>> start Selected passage
Douglas M. Baker - Chairman & CEO
Yes. I would say Energy is going to turn margin positive year-on-year, potentially Q2. It won't be dramatic. Q3, we're quite confident it will be positive by Q3. So I'd say, over the next couple of months, it's going to be turning positive from a margin standpoint. I don't know what the math is exactly is going to be in Q2, but I will tell you, it will turn in Q2.
Operator
Our next question comes from the line of Dmitry Silversteyn with Longbow Research.
Dmitry Silversteyn - Senior Research Analyst
I just wanted to touch on a couple of your businesses there, maybe smaller, but have seen some difference in growth, and I just want to make sure what's going on there. Number one is in your pest business, it was up 8%, excluding acquisitions. Should we continue to expect this high single-digit growth to continue? And is it driven by you're getting more scale and better business in Europe? Or is both domestic and European expansions? And also, when can we expect the 6% or so contribution from acquisitions to anniversary in that SBU?
>> end Selected passage
>> start Record list
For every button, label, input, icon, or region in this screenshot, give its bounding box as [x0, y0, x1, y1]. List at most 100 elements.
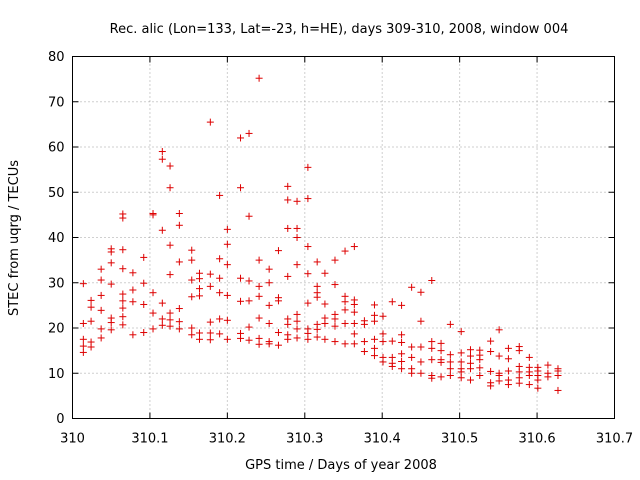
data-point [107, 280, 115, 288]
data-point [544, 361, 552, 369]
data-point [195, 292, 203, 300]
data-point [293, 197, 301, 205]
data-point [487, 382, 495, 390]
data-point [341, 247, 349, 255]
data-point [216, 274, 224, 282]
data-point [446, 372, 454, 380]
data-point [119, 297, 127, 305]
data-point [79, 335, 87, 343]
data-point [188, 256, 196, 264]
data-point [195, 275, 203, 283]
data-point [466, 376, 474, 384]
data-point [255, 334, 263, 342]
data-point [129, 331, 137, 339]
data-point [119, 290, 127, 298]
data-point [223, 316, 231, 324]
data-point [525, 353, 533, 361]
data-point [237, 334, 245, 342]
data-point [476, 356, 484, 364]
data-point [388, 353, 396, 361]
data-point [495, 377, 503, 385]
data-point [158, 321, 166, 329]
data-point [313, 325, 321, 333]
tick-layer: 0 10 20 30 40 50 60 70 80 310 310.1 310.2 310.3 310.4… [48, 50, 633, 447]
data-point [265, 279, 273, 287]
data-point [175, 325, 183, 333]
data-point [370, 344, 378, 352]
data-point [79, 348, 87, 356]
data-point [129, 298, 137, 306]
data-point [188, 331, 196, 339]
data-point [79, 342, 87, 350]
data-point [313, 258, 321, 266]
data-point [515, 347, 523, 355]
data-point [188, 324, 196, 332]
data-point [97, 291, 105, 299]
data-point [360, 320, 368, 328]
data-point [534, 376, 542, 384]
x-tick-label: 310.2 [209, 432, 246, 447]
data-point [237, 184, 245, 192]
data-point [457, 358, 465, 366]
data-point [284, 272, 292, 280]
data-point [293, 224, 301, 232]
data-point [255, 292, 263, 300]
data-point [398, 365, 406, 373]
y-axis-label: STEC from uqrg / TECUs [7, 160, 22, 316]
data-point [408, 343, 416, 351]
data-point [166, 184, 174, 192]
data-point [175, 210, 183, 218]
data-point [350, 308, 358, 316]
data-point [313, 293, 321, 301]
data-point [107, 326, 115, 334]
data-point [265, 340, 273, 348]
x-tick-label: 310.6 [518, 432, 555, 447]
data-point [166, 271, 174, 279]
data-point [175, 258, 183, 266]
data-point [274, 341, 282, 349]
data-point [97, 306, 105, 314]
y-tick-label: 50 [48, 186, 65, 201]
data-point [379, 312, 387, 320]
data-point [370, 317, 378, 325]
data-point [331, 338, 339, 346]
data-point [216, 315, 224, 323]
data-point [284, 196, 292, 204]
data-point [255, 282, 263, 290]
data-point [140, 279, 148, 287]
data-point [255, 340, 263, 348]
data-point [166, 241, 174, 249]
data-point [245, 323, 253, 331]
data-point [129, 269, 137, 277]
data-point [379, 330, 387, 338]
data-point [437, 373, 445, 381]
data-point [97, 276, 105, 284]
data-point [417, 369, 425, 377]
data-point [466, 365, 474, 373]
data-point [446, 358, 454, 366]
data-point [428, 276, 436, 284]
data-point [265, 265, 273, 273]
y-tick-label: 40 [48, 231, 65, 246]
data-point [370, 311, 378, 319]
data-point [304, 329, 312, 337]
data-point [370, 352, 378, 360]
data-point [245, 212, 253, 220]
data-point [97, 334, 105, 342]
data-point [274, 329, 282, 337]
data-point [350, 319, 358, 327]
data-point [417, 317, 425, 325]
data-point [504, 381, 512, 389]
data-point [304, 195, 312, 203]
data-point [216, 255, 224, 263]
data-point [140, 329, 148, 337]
>> end Record list
- _What you will do_
1. In the earnings call excerpt, by which quarter is Baker quite confident that Energy will be margin positive?
2. Rewrite a part of the earnings call excerpt with "dramatic" swapped out for "significant", beginning at the words "Douglas M. Baker" and stopping after "with Longbow Research.".
3. Carry on the earnings call transcript from the point where it stops.

- _Responses in order_
1. By Q3.

2.
Douglas M. Baker - Chairman & CEO
Yes. I would say Energy is going to turn margin positive year-on-year, potentially Q2. It won't be significant. Q3, we're quite confident it will be positive by Q3. So I'd say, over the next couple of months, it's going to be turning positive from a margin standpoint. I don't know what the math is exactly is going to be in Q2, but I will tell you, it will turn in Q2.
Operator
Our next question comes from the line of Dmitry Silversteyn with Longbow Research.

3.
Douglas M. Baker - Chairman & CEO
Yes, Dmitry, the pest -- yes, I think the pest business has been really performing at a very high level for several years now, and we expect it to continue this year. So high single-digit-type growth is, I think, a fair expectation. I certainly have it as we look at the business. And yes, they're doing it the old-fashioned way. I mean, they're keeping customers and selling new ones. It's strong U.S. performance, but also good performance in our Europe businesses, which are other businesses of scale. So it's fairly uniform. They're doing a good job on some of the smaller international businesses as well and have improved those businesses. We had, if you went back a few years, a couple of businesses there that weren't performing in a satisfactory manner, certainly from an operating income standpoint, and they have improved as well. So I feel good about where we are in pest.
Dmitry Silversteyn - Senior Research Analyst
And the acquisition anniversarying, is that a second quarter event?
Douglas M. Baker - Chairman & CEO
For pest?
Dmitry Silversteyn - Senior Research Analyst
Yes.
Douglas M. Baker - Chairman & CEO
The pest acquisition, I mean, what we internally call triples fourth, I think. Second half. I don't remember the exact date sitting here, but in my head, I want to say October, December, I don't -- fourth quarter.
Dmitry Silversteyn - Senior Research Analyst
Okay. So it will be -- continue to be a driver through the next couple of quarters.
Douglas M. Baker - Chairman & CEO
Yes, but acquisition adjusted growth, right, is very favorable too. We take it out of that.
Dmitry Silversteyn - Senior Research Analyst
Right. Which is why I wanted to differentiate the 2. Okay. And then as a follow-up, I know you mentioned Paper is one of the areas that you're not looking to invest, but it is a mid-single-digit grower for you lately and hasn't all been every quarter but it certainly has been a low- to mid-single-digit grower fairly consistently. So how do you do that without making the investments or without making above-minimum investments, I guess? And what does this business have to do to change your mind about viewing it as a long-term contributor to your P&L and to your value proposition?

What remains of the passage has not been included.